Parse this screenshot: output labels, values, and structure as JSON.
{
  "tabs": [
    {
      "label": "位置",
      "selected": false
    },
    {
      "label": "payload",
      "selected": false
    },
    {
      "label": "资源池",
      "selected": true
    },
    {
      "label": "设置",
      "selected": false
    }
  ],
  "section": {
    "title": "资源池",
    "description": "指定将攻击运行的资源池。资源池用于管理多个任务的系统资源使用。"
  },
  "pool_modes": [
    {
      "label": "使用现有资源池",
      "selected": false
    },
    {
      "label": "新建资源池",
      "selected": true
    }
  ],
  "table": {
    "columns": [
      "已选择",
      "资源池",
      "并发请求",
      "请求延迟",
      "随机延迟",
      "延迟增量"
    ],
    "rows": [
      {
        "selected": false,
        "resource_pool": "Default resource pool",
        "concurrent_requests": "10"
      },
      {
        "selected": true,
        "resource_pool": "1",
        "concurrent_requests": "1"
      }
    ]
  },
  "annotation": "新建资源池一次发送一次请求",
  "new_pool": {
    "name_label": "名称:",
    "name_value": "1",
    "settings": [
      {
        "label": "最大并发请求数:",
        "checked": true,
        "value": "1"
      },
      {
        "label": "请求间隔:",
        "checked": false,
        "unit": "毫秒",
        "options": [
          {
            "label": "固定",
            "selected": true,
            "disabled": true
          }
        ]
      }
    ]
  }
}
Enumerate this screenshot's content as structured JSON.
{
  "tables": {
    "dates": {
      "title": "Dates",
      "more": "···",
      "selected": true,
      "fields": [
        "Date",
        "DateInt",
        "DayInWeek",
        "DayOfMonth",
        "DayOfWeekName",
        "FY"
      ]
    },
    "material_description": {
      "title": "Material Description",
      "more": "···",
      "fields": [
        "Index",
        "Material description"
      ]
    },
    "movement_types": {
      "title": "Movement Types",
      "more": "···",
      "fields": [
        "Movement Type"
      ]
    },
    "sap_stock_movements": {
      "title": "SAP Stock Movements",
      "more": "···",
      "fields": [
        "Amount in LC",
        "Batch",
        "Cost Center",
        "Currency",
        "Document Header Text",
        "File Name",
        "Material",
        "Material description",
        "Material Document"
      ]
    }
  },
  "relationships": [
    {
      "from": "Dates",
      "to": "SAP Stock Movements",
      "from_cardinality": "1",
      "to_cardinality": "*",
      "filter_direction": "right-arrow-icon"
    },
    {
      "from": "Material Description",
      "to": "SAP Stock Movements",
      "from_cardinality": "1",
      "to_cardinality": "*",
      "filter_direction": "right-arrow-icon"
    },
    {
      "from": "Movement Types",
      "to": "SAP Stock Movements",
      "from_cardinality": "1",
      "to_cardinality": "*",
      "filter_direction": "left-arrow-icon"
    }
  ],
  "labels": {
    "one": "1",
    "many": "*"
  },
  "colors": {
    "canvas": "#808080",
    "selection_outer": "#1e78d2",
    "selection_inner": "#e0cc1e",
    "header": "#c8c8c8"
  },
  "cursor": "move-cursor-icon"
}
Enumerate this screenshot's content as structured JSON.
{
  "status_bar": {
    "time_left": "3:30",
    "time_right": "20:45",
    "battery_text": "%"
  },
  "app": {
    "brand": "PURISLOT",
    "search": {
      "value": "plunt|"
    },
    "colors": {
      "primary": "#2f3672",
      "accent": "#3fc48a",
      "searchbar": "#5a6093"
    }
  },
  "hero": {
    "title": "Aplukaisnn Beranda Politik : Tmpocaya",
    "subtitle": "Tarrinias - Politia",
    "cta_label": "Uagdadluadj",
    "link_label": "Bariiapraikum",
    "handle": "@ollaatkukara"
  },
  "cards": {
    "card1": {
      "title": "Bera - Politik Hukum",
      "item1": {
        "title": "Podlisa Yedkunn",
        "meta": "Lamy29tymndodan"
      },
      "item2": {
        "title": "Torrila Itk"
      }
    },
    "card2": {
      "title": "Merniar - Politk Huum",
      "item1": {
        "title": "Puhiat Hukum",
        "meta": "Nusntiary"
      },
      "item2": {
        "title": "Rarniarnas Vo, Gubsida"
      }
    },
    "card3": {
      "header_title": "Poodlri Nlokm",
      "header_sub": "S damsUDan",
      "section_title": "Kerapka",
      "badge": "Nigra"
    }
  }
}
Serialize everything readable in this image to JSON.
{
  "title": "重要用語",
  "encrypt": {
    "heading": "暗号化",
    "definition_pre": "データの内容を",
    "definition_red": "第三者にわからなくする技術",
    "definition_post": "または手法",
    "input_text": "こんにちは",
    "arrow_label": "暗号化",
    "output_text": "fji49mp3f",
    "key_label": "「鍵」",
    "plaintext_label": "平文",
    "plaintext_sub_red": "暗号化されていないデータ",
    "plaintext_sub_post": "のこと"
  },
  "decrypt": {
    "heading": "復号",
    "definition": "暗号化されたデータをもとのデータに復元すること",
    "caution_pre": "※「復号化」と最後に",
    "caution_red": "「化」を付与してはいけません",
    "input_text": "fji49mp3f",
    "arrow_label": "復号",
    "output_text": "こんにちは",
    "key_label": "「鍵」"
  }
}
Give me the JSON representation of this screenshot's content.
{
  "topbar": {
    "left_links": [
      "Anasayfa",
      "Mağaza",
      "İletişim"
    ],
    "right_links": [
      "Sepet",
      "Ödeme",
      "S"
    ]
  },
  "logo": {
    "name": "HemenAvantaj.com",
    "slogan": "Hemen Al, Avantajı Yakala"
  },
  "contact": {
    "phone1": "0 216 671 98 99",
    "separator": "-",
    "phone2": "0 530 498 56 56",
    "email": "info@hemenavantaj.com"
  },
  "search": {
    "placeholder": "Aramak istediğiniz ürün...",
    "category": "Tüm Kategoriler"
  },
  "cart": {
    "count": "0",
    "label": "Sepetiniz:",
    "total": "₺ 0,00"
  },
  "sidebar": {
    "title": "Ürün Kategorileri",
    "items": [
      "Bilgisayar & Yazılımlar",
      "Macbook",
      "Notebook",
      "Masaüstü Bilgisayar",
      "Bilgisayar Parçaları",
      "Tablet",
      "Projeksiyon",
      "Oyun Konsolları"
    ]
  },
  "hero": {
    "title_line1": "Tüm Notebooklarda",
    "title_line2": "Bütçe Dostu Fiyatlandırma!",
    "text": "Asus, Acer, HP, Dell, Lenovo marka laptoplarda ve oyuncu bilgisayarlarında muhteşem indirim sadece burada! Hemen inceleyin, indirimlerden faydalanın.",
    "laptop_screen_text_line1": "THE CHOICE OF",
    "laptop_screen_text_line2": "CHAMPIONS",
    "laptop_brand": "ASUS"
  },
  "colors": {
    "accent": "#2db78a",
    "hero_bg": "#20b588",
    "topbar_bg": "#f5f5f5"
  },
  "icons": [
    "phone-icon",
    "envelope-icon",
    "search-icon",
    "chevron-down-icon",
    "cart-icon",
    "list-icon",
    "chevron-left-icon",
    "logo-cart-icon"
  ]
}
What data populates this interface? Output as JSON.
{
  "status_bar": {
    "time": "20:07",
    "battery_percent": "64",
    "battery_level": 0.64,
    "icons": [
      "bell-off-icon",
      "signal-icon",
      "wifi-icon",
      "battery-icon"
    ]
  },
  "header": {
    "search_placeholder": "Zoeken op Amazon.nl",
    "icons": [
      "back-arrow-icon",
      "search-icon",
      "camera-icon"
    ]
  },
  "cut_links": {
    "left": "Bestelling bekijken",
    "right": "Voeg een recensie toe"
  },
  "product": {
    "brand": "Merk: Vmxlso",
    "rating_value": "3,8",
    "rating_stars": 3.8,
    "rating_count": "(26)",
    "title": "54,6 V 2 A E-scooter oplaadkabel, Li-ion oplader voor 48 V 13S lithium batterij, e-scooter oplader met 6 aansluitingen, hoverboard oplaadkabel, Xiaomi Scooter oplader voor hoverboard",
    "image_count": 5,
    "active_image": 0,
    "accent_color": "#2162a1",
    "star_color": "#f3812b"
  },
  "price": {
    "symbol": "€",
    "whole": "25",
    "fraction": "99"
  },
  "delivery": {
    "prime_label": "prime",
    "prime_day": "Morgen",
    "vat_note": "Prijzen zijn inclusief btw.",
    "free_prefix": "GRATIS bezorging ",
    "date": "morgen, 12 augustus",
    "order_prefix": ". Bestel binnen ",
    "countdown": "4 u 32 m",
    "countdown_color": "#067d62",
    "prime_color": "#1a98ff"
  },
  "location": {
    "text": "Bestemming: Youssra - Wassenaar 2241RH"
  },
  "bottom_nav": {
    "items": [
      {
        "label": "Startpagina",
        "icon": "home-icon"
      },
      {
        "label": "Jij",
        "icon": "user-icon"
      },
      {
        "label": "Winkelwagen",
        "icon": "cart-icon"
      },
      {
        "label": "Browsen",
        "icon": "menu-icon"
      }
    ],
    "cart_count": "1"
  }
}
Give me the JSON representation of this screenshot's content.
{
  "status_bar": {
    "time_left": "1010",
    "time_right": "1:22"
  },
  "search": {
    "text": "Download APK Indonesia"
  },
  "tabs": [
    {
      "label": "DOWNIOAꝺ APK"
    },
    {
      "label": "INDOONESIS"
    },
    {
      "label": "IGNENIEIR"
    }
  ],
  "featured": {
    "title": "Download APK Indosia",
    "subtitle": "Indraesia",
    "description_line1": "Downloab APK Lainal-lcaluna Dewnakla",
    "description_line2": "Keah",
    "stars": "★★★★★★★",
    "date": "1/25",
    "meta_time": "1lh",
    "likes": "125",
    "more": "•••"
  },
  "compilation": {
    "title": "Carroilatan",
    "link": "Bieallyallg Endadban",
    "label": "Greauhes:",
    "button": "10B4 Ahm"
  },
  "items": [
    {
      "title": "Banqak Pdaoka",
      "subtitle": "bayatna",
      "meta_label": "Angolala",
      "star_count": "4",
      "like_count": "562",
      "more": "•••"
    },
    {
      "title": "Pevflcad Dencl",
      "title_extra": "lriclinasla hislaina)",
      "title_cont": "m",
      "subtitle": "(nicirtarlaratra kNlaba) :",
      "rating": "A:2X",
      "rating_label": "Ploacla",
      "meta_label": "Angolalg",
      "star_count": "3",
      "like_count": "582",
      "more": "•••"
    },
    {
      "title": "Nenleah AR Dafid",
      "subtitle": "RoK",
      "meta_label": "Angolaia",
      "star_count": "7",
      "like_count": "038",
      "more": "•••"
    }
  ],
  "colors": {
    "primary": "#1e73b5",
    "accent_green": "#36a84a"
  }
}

----

Short problem - Every line that holds the string "subtitle" should be returned.

Task solution -
    "subtitle": "Tarrinias - Politia",
    "subtitle": "Indraesia",
      "subtitle": "bayatna",
      "subtitle": "(nicirtarlaratra kNlaba) :",
      "subtitle": "RoK",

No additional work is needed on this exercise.